What the task asks
Render the following material again verbatim, leaving nothing out.

Extracted information
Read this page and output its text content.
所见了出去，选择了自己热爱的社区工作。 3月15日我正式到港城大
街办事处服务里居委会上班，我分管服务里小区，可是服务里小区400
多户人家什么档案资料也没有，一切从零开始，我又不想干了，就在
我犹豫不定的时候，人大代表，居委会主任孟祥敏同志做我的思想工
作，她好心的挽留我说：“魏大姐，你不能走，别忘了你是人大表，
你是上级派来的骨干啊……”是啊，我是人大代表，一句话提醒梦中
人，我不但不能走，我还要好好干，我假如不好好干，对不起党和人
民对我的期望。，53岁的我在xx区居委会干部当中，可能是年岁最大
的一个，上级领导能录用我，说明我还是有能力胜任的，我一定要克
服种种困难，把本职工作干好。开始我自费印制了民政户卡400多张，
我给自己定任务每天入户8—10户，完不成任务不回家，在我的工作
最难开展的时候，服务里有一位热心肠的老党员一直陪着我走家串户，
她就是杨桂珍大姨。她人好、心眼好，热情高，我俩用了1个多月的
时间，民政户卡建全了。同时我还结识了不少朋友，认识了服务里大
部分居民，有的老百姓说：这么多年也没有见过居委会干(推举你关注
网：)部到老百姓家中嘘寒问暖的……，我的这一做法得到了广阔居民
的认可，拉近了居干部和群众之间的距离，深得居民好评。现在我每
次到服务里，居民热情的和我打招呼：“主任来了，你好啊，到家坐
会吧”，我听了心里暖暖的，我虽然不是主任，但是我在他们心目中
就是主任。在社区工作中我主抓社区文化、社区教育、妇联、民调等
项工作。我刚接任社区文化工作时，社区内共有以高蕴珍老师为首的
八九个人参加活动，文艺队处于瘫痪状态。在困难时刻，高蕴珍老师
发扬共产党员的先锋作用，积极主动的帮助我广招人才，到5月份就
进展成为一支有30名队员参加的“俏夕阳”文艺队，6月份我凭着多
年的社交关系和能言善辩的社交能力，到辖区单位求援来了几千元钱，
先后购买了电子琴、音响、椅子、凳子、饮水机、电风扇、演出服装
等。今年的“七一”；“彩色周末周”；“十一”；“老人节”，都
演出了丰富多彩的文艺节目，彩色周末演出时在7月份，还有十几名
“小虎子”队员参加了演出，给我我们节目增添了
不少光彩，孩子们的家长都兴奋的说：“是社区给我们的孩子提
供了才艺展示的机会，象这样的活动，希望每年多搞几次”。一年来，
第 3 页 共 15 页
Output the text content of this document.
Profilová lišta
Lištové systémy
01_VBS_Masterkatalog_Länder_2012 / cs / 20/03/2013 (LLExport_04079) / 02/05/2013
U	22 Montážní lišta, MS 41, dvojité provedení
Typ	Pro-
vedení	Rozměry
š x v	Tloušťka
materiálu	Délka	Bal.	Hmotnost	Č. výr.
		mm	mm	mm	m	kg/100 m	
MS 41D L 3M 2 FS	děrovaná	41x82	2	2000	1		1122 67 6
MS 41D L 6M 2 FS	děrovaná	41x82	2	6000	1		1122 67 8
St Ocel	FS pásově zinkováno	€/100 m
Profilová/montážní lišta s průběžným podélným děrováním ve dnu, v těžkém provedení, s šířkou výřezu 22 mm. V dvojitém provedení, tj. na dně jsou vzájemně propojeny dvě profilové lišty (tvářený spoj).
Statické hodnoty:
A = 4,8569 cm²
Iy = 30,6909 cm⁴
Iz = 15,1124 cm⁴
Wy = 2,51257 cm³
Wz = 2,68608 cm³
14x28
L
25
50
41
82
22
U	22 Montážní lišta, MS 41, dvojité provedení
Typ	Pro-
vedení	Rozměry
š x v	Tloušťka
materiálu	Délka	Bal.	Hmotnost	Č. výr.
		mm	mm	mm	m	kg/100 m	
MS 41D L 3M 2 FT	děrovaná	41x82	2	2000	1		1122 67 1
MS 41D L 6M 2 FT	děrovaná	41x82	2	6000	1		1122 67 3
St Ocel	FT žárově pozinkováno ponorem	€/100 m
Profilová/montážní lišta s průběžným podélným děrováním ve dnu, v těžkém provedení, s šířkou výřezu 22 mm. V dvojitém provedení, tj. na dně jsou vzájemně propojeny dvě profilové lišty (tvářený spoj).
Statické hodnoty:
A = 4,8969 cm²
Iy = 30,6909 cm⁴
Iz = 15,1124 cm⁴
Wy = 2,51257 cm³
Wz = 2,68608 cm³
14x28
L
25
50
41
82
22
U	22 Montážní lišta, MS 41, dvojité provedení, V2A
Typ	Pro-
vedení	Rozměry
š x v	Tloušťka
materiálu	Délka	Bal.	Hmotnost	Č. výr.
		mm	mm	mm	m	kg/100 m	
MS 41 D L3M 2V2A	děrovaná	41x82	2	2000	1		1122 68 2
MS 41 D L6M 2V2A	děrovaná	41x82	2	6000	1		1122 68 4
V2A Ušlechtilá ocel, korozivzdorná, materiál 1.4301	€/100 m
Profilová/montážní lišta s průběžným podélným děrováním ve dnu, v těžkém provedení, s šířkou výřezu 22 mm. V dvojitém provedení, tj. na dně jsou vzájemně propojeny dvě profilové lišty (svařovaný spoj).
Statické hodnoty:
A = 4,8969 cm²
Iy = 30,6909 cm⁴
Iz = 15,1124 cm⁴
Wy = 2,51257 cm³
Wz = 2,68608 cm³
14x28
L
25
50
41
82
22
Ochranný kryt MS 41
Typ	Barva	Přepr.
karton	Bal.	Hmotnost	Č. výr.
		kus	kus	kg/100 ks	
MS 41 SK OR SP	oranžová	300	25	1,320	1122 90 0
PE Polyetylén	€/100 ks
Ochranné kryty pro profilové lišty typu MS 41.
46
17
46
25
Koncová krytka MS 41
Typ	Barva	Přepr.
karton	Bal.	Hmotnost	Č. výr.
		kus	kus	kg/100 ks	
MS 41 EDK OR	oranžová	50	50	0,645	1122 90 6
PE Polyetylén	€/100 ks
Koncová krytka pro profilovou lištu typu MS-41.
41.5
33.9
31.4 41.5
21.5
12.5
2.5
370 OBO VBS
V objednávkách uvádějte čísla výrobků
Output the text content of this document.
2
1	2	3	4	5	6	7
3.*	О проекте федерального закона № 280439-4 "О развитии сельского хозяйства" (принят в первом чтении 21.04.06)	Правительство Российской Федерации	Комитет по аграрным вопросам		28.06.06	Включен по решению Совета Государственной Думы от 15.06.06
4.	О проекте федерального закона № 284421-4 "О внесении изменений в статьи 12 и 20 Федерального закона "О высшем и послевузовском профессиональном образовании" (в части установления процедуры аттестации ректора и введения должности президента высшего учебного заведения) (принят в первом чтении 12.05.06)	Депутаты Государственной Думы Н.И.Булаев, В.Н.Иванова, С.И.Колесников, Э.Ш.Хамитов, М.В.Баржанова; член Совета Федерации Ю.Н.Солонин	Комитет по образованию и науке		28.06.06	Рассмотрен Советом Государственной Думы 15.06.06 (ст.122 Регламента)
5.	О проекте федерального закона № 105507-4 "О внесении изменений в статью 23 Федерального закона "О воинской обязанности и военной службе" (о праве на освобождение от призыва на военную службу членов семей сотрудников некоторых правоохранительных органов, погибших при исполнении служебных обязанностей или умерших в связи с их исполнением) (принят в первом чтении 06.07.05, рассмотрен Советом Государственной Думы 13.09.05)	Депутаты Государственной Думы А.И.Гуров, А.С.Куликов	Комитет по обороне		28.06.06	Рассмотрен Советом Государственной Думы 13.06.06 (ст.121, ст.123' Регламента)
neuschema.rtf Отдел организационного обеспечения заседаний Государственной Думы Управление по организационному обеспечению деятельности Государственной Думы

Exercise answer
Read this page and output its text content.
所见了出去，选择了自己热爱的社区工作。 3月15日我正式到港城大
街办事处服务里居委会上班，我分管服务里小区，可是服务里小区400
多户人家什么档案资料也没有，一切从零开始，我又不想干了，就在
我犹豫不定的时候，人大代表，居委会主任孟祥敏同志做我的思想工
作，她好心的挽留我说：“魏大姐，你不能走，别忘了你是人大表，
你是上级派来的骨干啊……”是啊，我是人大代表，一句话提醒梦中
人，我不但不能走，我还要好好干，我假如不好好干，对不起党和人
民对我的期望。，53岁的我在xx区居委会干部当中，可能是年岁最大
的一个，上级领导能录用我，说明我还是有能力胜任的，我一定要克
服种种困难，把本职工作干好。开始我自费印制了民政户卡400多张，
我给自己定任务每天入户8—10户，完不成任务不回家，在我的工作
最难开展的时候，服务里有一位热心肠的老党员一直陪着我走家串户，
她就是杨桂珍大姨。她人好、心眼好，热情高，我俩用了1个多月的
时间，民政户卡建全了。同时我还结识了不少朋友，认识了服务里大
部分居民，有的老百姓说：这么多年也没有见过居委会干(推举你关注
网：)部到老百姓家中嘘寒问暖的……，我的这一做法得到了广阔居民
的认可，拉近了居干部和群众之间的距离，深得居民好评。现在我每
次到服务里，居民热情的和我打招呼：“主任来了，你好啊，到家坐
会吧”，我听了心里暖暖的，我虽然不是主任，但是我在他们心目中
就是主任。在社区工作中我主抓社区文化、社区教育、妇联、民调等
项工作。我刚接任社区文化工作时，社区内共有以高蕴珍老师为首的
八九个人参加活动，文艺队处于瘫痪状态。在困难时刻，高蕴珍老师
发扬共产党员的先锋作用，积极主动的帮助我广招人才，到5月份就
进展成为一支有30名队员参加的“俏夕阳”文艺队，6月份我凭着多
年的社交关系和能言善辩的社交能力，到辖区单位求援来了几千元钱，
先后购买了电子琴、音响、椅子、凳子、饮水机、电风扇、演出服装
等。今年的“七一”；“彩色周末周”；“十一”；“老人节”，都
演出了丰富多彩的文艺节目，彩色周末演出时在7月份，还有十几名
“小虎子”队员参加了演出，给我我们节目增添了
不少光彩，孩子们的家长都兴奋的说：“是社区给我们的孩子提
供了才艺展示的机会，象这样的活动，希望每年多搞几次”。一年来，
第 3 页 共 15 页
Output the text content of this document.
Profilová lišta
Lištové systémy
01_VBS_Masterkatalog_Länder_2012 / cs / 20/03/2013 (LLExport_04079) / 02/05/2013
U	22 Montážní lišta, MS 41, dvojité provedení
Typ	Pro-
vedení	Rozměry
š x v	Tloušťka
materiálu	Délka	Bal.	Hmotnost	Č. výr.
		mm	mm	mm	m	kg/100 m	
MS 41D L 3M 2 FS	děrovaná	41x82	2	2000	1		1122 67 6
MS 41D L 6M 2 FS	děrovaná	41x82	2	6000	1		1122 67 8
St Ocel	FS pásově zinkováno	€/100 m
Profilová/montážní lišta s průběžným podélným děrováním ve dnu, v těžkém provedení, s šířkou výřezu 22 mm. V dvojitém provedení, tj. na dně jsou vzájemně propojeny dvě profilové lišty (tvářený spoj).
Statické hodnoty:
A = 4,8569 cm²
Iy = 30,6909 cm⁴
Iz = 15,1124 cm⁴
Wy = 2,51257 cm³
Wz = 2,68608 cm³
14x28
L
25
50
41
82
22
U	22 Montážní lišta, MS 41, dvojité provedení
Typ	Pro-
vedení	Rozměry
š x v	Tloušťka
materiálu	Délka	Bal.	Hmotnost	Č. výr.
		mm	mm	mm	m	kg/100 m	
MS 41D L 3M 2 FT	děrovaná	41x82	2	2000	1		1122 67 1
MS 41D L 6M 2 FT	děrovaná	41x82	2	6000	1		1122 67 3
St Ocel	FT žárově pozinkováno ponorem	€/100 m
Profilová/montážní lišta s průběžným podélným děrováním ve dnu, v těžkém provedení, s šířkou výřezu 22 mm. V dvojitém provedení, tj. na dně jsou vzájemně propojeny dvě profilové lišty (tvářený spoj).
Statické hodnoty:
A = 4,8969 cm²
Iy = 30,6909 cm⁴
Iz = 15,1124 cm⁴
Wy = 2,51257 cm³
Wz = 2,68608 cm³
14x28
L
25
50
41
82
22
U	22 Montážní lišta, MS 41, dvojité provedení, V2A
Typ	Pro-
vedení	Rozměry
š x v	Tloušťka
materiálu	Délka	Bal.	Hmotnost	Č. výr.
		mm	mm	mm	m	kg/100 m	
MS 41 D L3M 2V2A	děrovaná	41x82	2	2000	1		1122 68 2
MS 41 D L6M 2V2A	děrovaná	41x82	2	6000	1		1122 68 4
V2A Ušlechtilá ocel, korozivzdorná, materiál 1.4301	€/100 m
Profilová/montážní lišta s průběžným podélným děrováním ve dnu, v těžkém provedení, s šířkou výřezu 22 mm. V dvojitém provedení, tj. na dně jsou vzájemně propojeny dvě profilové lišty (svařovaný spoj).
Statické hodnoty:
A = 4,8969 cm²
Iy = 30,6909 cm⁴
Iz = 15,1124 cm⁴
Wy = 2,51257 cm³
Wz = 2,68608 cm³
14x28
L
25
50
41
82
22
Ochranný kryt MS 41
Typ	Barva	Přepr.
karton	Bal.	Hmotnost	Č. výr.
		kus	kus	kg/100 ks	
MS 41 SK OR SP	oranžová	300	25	1,320	1122 90 0
PE Polyetylén	€/100 ks
Ochranné kryty pro profilové lišty typu MS 41.
46
17
46
25
Koncová krytka MS 41
Typ	Barva	Přepr.
karton	Bal.	Hmotnost	Č. výr.
		kus	kus	kg/100 ks	
MS 41 EDK OR	oranžová	50	50	0,645	1122 90 6
PE Polyetylén	€/100 ks
Koncová krytka pro profilovou lištu typu MS-41.
41.5
33.9
31.4 41.5
21.5
12.5
2.5
370 OBO VBS
V objednávkách uvádějte čísla výrobků
Output the text content of this document.
2
1	2	3	4	5	6	7
3.*	О проекте федерального закона № 280439-4 "О развитии сельского хозяйства" (принят в первом чтении 21.04.06)	Правительство Российской Федерации	Комитет по аграрным вопросам		28.06.06	Включен по решению Совета Государственной Думы от 15.06.06
4.	О проекте федерального закона № 284421-4 "О внесении изменений в статьи 12 и 20 Федерального закона "О высшем и послевузовском профессиональном образовании" (в части установления процедуры аттестации ректора и введения должности президента высшего учебного заведения) (принят в первом чтении 12.05.06)	Депутаты Государственной Думы Н.И.Булаев, В.Н.Иванова, С.И.Колесников, Э.Ш.Хамитов, М.В.Баржанова; член Совета Федерации Ю.Н.Солонин	Комитет по образованию и науке		28.06.06	Рассмотрен Советом Государственной Думы 15.06.06 (ст.122 Регламента)
5.	О проекте федерального закона № 105507-4 "О внесении изменений в статью 23 Федерального закона "О воинской обязанности и военной службе" (о праве на освобождение от призыва на военную службу членов семей сотрудников некоторых правоохранительных органов, погибших при исполнении служебных обязанностей или умерших в связи с их исполнением) (принят в первом чтении 06.07.05, рассмотрен Советом Государственной Думы 13.09.05)	Депутаты Государственной Думы А.И.Гуров, А.С.Куликов	Комитет по обороне		28.06.06	Рассмотрен Советом Государственной Думы 13.06.06 (ст.121, ст.123' Регламента)
neuschema.rtf Отдел организационного обеспечения заседаний Государственной Думы Управление по организационному обеспечению деятельности Государственной Думы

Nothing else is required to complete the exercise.